> **Data section**:
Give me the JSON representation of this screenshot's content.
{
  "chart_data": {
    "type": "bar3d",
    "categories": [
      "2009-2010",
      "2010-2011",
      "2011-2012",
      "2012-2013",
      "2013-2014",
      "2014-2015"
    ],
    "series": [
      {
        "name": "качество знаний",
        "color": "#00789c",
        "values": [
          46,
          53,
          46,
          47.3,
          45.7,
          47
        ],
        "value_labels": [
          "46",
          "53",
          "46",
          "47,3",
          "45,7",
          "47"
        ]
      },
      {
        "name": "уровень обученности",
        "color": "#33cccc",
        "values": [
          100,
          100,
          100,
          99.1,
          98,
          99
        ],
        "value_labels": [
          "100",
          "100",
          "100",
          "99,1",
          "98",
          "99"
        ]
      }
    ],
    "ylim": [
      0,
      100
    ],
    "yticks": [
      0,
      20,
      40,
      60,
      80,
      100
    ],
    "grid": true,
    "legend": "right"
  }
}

> **Task to complete**:
Repeat the material from above exactly, word for word.

> **Exercise output**:
Give me the JSON representation of this screenshot's content.
{
  "chart_data": {
    "type": "bar3d",
    "categories": [
      "2009-2010",
      "2010-2011",
      "2011-2012",
      "2012-2013",
      "2013-2014",
      "2014-2015"
    ],
    "series": [
      {
        "name": "качество знаний",
        "color": "#00789c",
        "values": [
          46,
          53,
          46,
          47.3,
          45.7,
          47
        ],
        "value_labels": [
          "46",
          "53",
          "46",
          "47,3",
          "45,7",
          "47"
        ]
      },
      {
        "name": "уровень обученности",
        "color": "#33cccc",
        "values": [
          100,
          100,
          100,
          99.1,
          98,
          99
        ],
        "value_labels": [
          "100",
          "100",
          "100",
          "99,1",
          "98",
          "99"
        ]
      }
    ],
    "ylim": [
      0,
      100
    ],
    "yticks": [
      0,
      20,
      40,
      60,
      80,
      100
    ],
    "grid": true,
    "legend": "right"
  }
}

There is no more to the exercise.